*Stated goal*. Count every line in the data below where "заполнения" occurs, then state that number and nothing more.

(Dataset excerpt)
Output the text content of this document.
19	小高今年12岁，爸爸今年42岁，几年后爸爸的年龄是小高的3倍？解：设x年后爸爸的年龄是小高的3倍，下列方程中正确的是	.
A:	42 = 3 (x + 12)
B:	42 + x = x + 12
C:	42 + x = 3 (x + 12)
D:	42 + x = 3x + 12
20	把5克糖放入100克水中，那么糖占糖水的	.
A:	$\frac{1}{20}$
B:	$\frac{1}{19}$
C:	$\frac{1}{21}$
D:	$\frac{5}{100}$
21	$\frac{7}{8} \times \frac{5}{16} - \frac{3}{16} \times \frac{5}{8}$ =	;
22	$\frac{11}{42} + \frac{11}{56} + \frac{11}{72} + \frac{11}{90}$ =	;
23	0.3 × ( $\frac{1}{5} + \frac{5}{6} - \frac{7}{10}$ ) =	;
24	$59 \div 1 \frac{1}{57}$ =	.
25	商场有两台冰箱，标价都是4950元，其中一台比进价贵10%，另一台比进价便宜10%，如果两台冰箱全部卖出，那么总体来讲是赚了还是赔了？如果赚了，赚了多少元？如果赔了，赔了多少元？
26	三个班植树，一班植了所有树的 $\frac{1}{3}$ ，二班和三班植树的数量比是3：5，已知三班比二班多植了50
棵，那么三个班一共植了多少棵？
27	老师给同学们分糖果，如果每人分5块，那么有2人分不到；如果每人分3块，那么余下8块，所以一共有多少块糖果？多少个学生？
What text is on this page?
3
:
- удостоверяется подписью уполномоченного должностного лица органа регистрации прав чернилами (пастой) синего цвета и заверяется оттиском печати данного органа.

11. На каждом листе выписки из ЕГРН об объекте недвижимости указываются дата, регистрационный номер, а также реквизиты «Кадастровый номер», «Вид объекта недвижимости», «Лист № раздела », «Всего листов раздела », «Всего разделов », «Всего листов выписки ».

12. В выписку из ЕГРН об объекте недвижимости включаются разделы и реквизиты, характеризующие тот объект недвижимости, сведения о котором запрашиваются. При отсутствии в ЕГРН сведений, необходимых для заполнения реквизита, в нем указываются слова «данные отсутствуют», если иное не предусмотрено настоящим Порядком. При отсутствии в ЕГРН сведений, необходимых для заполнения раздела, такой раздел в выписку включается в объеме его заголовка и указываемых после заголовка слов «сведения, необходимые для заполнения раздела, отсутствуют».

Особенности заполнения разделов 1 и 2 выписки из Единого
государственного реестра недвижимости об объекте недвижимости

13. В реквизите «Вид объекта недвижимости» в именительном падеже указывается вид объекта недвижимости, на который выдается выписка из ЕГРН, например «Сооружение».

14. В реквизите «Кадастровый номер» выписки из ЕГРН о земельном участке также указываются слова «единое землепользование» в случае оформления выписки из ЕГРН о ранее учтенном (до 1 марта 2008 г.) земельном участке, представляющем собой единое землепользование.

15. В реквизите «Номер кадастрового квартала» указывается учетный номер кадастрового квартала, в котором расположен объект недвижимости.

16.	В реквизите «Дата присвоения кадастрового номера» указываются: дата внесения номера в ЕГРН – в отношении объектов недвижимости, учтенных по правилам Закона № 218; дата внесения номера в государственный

*Solution for this exercise*. 2